### EXERCISE INSTRUCTIONS
**A.** Answer these questions using the article on the Bengali series Birohi:
(i) Who composed the music for the series?
(ii) On which network was the series originally released?
(iii) What job does Krishnakanta Haldar get?
**B.** Write out the Birohi article word for word, starting at the words "Birohi is a" and ending after the words "love, and compassion.".
**C.** Continue the article on the Bengali web series Birohi from the point where it stops.

### QUOTED PASSAGE
^^^^
- Genre: Comedy drama
- Directed by: Pradipta Bhattacharyya
- Music by: Satyaki Banerjee
- Country of origin: India
- Original language: Bengali
- No. of seasons: 1
- No. of episodes: 6

Production
- Producers: Ritwick Chakraborty Pradipta Bhattacharyya
- Production company: One Eighty Degree

Original release
- Network: Uribaba
- Release: 10 September – 12 October 2021

= Birohi (TV series) =

Bengali web series

Birohi is a Bengali-language streaming television series directed by Pradipta Bhattacharyya, the National award-winning director of Bakita Byaktigato released on the Uribaba OTT platform, the first independent free content station of West Bengal. This is the debut streaming series of director Bhattacharya and producer Ritwick Chakraborty. Media compared Birohi with the popular Hindi streaming series Panchayat. Season 2 of Birohi was released in December 2022.

==Plot==
The story revolves around the life of a timid, unemployed person, Krishnakanta Haldar. He gets a primary school teacher job in a remote village of Birohi. It presents a hurdles-crossing journey of a teacher who faces the real features of rural Bengal: politics, love, and compassion.
^^^^
(Spatial annotation entries)
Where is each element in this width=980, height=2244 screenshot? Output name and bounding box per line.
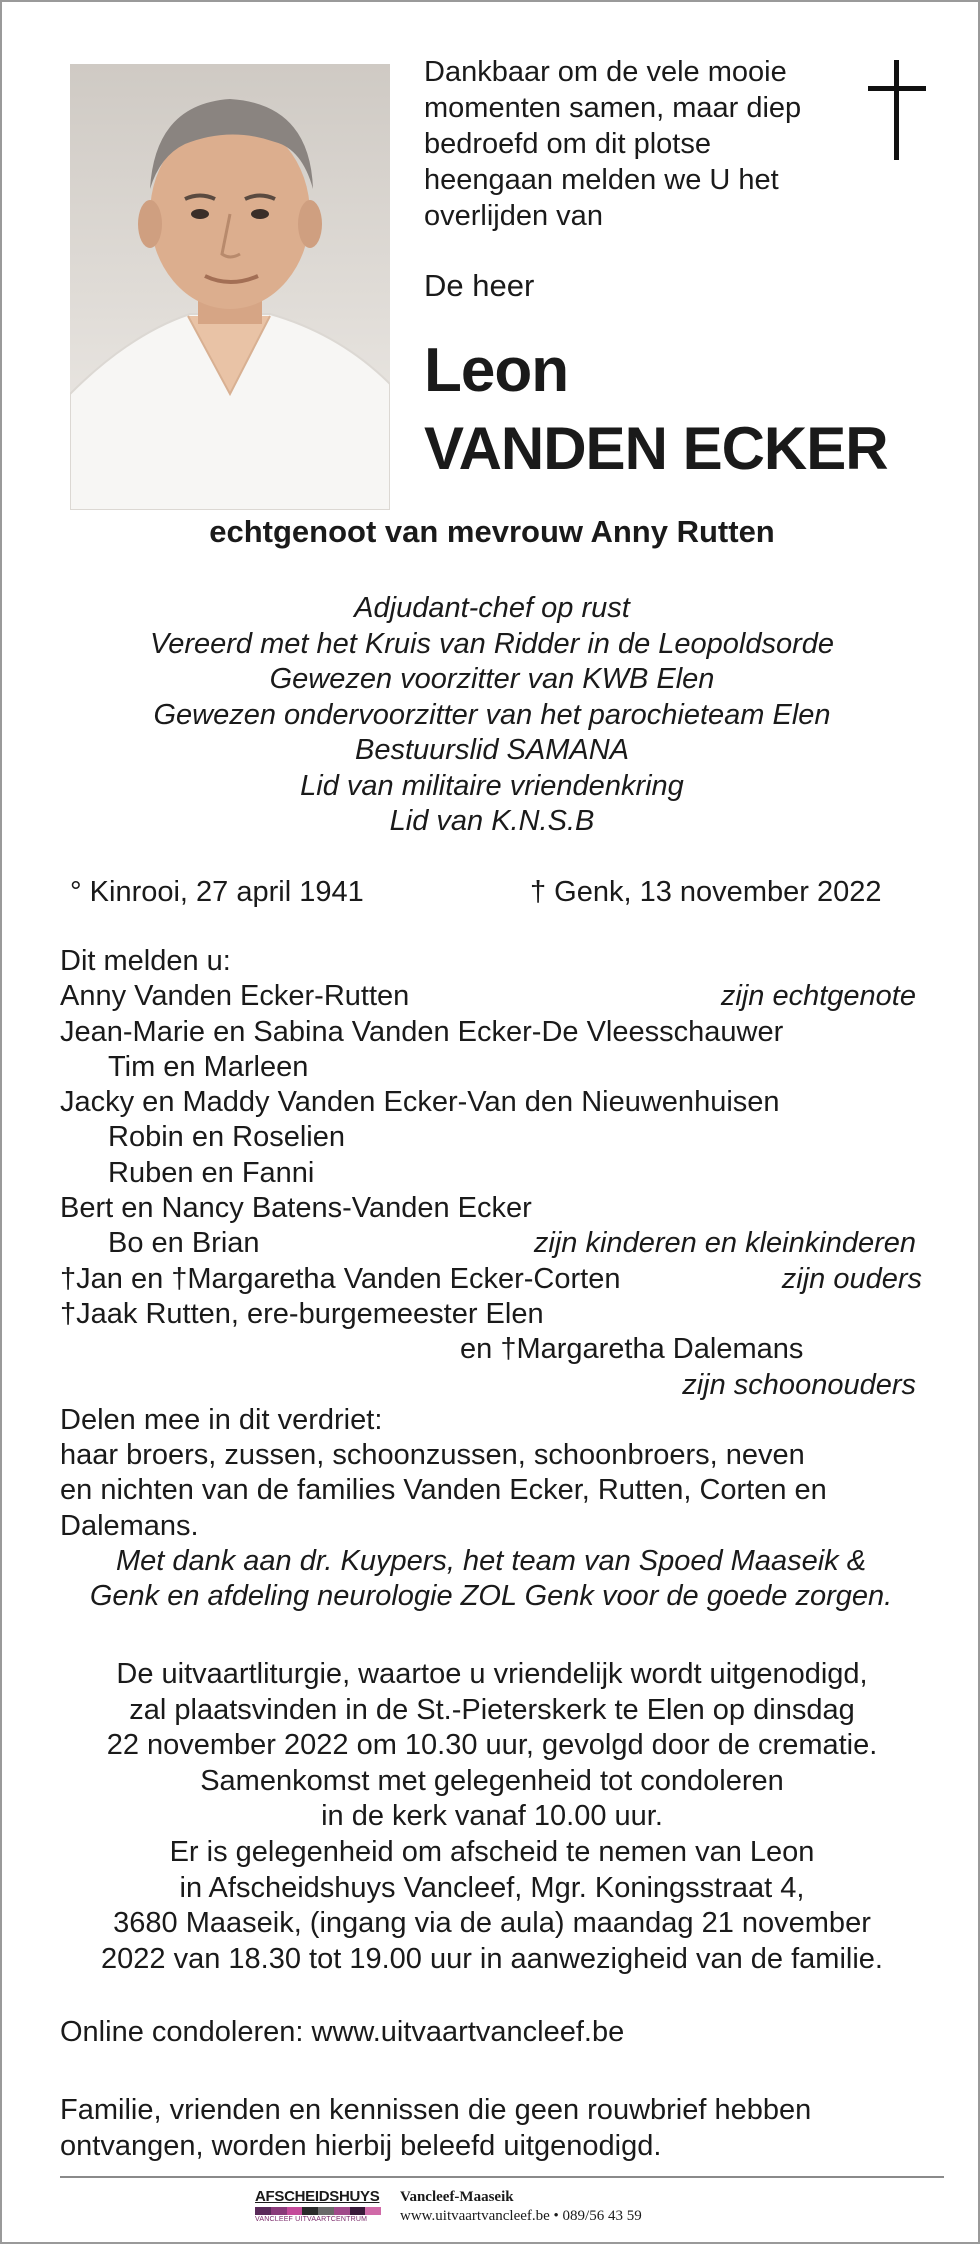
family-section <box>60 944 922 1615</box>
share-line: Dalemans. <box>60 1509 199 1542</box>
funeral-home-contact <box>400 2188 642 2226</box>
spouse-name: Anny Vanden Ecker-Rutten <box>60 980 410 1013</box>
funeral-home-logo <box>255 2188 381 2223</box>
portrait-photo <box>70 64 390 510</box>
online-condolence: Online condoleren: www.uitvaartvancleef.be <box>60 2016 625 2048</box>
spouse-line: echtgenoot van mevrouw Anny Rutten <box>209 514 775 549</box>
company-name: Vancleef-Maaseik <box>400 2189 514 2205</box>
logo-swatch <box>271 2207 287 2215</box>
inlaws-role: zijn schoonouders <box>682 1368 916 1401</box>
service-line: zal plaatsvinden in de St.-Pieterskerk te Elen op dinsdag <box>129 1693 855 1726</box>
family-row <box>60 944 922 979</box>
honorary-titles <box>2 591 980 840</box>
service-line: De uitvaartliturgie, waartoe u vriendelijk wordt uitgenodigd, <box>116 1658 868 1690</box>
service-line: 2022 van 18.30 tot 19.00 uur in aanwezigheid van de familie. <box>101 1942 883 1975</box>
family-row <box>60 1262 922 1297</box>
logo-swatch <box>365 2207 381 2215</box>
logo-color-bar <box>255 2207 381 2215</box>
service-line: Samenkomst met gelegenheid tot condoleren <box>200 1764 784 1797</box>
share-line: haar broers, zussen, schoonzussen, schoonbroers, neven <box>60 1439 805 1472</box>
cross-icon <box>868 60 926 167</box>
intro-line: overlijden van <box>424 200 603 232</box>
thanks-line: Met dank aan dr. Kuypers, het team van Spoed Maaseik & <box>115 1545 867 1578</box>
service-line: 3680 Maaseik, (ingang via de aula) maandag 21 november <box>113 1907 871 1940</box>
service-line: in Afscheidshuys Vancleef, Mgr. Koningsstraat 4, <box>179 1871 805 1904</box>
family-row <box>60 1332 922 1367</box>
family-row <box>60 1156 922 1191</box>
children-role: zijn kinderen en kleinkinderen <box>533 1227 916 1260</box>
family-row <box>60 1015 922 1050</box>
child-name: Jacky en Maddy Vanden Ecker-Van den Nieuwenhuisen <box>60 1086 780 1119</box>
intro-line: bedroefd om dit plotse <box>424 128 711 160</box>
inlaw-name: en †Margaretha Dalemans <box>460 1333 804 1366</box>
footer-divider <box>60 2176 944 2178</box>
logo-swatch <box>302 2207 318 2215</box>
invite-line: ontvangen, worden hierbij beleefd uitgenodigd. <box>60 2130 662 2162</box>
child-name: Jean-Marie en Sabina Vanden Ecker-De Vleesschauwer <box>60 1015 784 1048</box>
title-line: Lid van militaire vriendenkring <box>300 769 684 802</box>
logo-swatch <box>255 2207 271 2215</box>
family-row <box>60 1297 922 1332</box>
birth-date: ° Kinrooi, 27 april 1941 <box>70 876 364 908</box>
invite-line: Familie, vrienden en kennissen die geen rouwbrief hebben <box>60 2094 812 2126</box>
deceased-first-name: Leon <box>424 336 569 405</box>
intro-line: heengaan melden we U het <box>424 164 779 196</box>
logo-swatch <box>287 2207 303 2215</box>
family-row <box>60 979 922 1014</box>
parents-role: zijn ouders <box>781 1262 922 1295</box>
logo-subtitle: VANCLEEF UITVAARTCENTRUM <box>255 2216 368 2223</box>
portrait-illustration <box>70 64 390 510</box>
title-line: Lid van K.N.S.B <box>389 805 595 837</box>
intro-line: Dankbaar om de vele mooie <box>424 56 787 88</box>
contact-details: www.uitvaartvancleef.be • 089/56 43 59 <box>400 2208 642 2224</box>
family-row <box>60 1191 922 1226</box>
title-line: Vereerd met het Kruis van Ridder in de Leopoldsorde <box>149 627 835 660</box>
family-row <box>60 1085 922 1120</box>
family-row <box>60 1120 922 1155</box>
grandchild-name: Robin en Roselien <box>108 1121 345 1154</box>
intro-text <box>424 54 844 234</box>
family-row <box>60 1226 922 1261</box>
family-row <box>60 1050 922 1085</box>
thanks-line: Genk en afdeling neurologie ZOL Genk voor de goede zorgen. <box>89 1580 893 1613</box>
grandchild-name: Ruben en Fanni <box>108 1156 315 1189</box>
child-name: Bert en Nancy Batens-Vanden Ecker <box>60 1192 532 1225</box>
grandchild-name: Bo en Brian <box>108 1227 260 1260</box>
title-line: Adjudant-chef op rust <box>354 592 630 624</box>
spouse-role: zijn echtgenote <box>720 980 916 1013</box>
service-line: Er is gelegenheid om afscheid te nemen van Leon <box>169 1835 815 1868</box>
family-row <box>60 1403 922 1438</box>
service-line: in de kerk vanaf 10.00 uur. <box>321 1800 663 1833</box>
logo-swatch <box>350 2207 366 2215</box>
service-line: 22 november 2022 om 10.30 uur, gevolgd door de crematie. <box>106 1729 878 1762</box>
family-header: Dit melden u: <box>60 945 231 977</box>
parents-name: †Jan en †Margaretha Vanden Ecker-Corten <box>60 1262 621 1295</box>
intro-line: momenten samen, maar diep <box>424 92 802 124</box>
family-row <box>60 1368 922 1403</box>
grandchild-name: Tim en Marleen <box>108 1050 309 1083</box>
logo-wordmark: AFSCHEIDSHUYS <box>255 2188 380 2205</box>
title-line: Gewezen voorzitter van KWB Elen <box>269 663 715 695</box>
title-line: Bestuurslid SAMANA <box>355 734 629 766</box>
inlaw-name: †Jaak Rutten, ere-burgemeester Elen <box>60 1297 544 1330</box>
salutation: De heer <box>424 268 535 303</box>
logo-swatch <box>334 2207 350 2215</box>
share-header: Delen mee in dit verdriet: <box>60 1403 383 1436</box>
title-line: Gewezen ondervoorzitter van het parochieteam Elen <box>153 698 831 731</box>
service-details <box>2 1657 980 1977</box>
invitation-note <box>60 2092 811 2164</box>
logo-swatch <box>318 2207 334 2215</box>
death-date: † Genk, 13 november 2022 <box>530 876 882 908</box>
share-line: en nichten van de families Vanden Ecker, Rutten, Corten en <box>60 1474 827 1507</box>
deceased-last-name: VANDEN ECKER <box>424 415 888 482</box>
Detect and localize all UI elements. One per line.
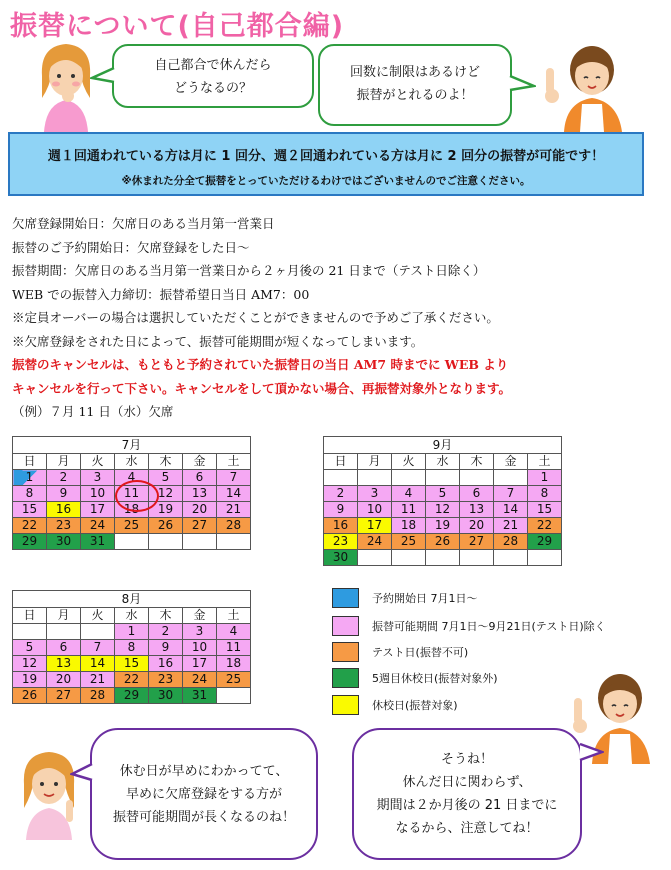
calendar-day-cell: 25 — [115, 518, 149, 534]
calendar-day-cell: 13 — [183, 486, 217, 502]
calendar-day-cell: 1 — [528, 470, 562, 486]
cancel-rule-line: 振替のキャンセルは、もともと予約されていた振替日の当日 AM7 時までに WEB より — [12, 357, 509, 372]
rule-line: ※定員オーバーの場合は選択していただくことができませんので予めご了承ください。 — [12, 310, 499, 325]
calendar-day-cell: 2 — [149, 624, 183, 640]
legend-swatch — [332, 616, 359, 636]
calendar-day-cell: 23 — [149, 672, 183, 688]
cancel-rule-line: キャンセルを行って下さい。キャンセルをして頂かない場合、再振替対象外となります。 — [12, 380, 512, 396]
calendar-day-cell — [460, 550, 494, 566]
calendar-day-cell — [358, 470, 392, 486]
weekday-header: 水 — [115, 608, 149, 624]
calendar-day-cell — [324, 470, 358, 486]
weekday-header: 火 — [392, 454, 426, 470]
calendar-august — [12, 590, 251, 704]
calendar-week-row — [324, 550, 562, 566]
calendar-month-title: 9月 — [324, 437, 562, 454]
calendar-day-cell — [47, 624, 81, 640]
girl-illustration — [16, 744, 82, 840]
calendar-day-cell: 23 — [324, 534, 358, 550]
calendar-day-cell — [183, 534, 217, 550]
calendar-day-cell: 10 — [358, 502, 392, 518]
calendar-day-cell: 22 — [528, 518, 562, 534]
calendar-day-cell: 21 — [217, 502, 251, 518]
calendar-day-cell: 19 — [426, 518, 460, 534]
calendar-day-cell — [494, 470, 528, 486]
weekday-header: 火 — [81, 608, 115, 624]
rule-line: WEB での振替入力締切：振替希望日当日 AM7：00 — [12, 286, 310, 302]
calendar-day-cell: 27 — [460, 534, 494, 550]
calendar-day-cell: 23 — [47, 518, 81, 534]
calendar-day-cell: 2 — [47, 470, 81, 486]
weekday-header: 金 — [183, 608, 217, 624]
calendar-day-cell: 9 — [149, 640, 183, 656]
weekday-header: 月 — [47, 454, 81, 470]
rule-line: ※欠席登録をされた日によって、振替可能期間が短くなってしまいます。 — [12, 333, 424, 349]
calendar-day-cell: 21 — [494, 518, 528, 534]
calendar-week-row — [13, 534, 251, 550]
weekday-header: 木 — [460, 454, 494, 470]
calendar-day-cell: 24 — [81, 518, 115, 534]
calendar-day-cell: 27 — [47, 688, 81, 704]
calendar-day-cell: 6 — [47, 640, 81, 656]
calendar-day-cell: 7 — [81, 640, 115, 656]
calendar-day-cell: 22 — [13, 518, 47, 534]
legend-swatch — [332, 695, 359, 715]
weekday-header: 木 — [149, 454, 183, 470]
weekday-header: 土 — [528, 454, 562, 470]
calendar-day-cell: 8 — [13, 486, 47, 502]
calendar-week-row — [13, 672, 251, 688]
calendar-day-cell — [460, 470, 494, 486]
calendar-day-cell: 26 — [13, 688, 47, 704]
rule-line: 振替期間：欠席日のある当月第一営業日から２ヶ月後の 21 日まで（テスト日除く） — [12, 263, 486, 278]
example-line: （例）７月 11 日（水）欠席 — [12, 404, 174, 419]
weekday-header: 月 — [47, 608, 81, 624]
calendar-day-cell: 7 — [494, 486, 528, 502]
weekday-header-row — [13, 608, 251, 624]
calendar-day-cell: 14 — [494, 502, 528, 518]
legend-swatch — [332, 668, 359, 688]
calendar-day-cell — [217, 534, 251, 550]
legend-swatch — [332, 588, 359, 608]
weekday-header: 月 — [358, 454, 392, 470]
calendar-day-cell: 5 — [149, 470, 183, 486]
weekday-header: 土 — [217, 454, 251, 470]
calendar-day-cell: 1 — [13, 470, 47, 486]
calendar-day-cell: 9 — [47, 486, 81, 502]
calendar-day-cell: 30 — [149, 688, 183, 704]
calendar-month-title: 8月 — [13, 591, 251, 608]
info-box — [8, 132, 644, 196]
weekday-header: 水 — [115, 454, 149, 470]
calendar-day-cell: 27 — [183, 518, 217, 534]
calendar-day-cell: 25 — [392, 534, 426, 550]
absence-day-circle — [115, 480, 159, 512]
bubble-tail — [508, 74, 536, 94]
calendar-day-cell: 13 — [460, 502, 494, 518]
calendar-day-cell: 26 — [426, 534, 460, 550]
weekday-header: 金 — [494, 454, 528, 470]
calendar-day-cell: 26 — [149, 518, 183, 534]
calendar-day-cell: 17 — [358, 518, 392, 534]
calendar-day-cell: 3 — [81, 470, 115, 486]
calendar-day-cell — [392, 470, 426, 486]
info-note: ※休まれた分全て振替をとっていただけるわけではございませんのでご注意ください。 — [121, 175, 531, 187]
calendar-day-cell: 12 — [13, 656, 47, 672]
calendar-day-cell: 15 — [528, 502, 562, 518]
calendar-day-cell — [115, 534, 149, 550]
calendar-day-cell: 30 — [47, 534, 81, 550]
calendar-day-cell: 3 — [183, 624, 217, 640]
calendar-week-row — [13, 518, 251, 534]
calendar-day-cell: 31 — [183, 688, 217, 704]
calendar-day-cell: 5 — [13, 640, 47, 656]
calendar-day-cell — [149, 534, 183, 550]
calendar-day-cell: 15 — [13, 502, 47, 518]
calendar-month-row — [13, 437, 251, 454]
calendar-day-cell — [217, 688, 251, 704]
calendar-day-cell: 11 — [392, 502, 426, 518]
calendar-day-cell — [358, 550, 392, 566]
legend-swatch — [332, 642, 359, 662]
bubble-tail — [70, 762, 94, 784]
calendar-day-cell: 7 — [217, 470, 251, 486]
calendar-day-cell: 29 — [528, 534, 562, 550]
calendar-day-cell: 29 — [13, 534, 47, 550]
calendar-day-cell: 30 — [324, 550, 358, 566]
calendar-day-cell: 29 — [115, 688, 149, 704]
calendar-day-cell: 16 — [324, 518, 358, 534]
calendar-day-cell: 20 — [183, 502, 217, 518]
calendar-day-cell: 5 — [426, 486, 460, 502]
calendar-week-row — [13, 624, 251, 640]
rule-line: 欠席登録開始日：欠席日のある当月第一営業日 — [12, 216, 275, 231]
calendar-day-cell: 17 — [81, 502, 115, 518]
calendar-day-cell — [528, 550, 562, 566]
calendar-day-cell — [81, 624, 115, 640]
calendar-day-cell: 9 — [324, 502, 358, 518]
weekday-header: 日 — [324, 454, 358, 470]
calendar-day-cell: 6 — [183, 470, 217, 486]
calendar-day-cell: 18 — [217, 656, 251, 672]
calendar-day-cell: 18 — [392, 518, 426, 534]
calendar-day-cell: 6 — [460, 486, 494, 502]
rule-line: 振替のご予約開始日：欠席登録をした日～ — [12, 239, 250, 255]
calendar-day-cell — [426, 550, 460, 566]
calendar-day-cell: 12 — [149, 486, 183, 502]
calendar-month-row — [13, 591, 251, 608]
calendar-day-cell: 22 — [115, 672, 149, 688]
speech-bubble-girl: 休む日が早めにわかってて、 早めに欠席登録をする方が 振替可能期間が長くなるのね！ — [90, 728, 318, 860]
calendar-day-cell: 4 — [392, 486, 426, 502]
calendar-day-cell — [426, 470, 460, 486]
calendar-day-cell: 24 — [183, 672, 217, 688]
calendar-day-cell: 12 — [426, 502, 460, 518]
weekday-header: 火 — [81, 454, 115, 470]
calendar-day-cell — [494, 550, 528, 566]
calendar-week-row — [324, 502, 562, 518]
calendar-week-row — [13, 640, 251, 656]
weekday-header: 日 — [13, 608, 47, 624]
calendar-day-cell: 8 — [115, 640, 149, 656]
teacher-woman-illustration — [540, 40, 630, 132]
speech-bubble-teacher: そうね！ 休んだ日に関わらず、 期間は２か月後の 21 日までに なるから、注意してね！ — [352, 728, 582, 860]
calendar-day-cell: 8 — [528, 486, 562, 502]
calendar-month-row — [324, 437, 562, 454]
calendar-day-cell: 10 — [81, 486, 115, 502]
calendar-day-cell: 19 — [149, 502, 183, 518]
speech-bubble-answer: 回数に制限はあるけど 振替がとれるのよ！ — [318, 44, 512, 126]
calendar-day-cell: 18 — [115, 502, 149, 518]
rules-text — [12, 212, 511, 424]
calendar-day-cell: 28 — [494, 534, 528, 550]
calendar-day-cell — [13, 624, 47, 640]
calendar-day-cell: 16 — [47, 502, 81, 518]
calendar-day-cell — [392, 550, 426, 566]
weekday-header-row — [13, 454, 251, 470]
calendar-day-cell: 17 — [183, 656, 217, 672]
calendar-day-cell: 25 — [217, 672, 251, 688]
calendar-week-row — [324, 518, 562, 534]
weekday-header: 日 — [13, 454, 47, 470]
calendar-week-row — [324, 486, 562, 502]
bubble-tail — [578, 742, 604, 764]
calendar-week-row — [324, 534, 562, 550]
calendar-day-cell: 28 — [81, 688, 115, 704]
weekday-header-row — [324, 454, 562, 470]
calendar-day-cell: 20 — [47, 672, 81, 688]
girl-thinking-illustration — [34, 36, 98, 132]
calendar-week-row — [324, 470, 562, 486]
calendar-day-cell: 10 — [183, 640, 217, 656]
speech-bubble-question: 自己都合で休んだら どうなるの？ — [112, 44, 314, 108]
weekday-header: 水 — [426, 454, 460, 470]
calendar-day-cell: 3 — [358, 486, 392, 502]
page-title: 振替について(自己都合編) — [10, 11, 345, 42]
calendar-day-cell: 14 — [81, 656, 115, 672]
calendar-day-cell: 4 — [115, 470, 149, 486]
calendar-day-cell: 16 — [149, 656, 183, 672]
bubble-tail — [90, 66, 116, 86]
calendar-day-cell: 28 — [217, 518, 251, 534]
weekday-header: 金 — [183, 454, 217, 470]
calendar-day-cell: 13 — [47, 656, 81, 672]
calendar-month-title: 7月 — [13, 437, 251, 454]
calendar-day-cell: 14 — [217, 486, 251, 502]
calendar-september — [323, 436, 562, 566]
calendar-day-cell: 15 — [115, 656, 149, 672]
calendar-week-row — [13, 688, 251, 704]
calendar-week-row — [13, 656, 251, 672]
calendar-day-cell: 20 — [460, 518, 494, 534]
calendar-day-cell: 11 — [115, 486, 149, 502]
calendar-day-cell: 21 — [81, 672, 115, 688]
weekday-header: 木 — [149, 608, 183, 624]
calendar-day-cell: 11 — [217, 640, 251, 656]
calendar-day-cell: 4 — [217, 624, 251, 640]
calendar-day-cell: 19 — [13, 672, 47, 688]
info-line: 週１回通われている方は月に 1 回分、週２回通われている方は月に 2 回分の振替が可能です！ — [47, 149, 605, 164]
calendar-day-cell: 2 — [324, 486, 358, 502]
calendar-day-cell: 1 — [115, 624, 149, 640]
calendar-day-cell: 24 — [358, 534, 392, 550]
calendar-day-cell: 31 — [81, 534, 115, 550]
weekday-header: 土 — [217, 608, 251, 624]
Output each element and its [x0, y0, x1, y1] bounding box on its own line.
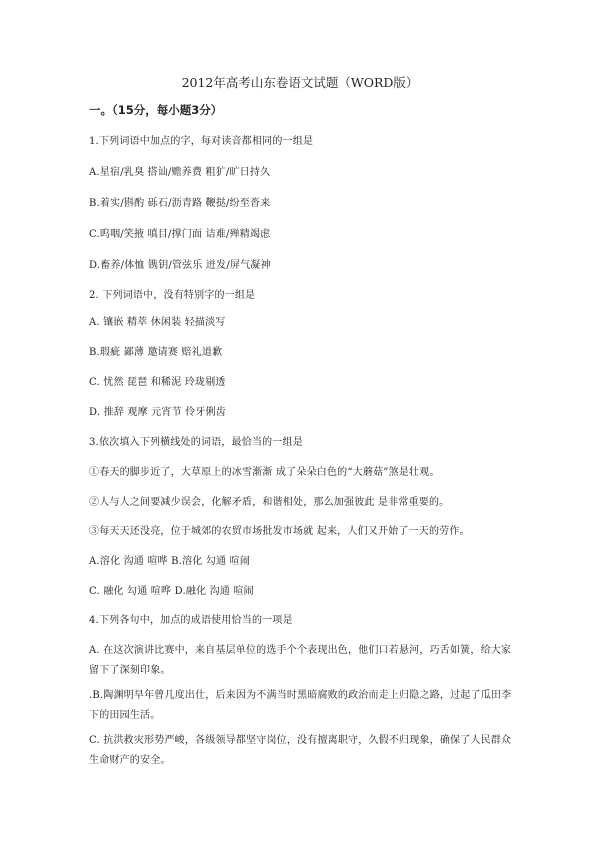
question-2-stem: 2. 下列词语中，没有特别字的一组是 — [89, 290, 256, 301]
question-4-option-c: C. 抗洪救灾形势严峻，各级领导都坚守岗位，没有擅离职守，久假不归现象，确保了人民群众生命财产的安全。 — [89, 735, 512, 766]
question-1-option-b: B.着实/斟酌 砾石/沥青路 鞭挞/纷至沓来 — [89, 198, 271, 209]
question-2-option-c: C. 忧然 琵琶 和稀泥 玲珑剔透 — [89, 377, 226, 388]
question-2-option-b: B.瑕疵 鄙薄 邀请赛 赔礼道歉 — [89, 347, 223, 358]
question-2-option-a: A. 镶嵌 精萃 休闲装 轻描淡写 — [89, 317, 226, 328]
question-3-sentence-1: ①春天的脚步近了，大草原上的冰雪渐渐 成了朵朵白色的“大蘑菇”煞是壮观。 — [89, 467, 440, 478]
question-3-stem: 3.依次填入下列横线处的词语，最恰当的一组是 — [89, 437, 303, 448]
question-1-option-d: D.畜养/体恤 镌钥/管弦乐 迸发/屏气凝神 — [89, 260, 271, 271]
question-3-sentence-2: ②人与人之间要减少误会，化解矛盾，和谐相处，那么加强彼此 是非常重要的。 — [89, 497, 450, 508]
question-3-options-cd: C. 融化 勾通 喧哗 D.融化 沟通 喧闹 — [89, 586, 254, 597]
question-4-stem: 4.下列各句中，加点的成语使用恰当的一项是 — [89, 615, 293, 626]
^^^^
### ANSWERS TO THE EXERCISES
**A.**
(i) Satyaki Banerjee
(ii) Uribaba
(iii) A primary school teacher job in a remote village of Birohi

**B.**
Birohi is a Bengali-language streaming television series directed by Pradipta Bhattacharyya, the National award-winning director of Bakita Byaktigato released on the Uribaba OTT platform, the first independent free content station of West Bengal. This is the debut streaming series of director Bhattacharya and producer Ritwick Chakraborty. Media compared Birohi with the popular Hindi streaming series Panchayat. Season 2 of Birohi was released in December 2022.

==Plot==
The story revolves around the life of a timid, unemployed person, Krishnakanta Haldar. He gets a primary school teacher job in a remote village of Birohi. It presents a hurdles-crossing journey of a teacher who faces the real features of rural Bengal: politics, love, and compassion.

**C.**
==Cast==
- Sayan Ghosh as Krishnakanta
- Satakshi Nandy as Radha
- Amit Saha as Tyapa Mondal
- Srabanti Bhattacharya as Jamidar
- Dipak Halder as Bom Bolai
- Anuradha Mukherjee as Kalpana
- Soham Maitra as Arun
- Nilay Samiran Nandi as Pokai
- Sk. Sahebul Haque as Ranjit

== Season 1 (2021) ==
The series' first season started streaming on 10 September 2021 with six episodes.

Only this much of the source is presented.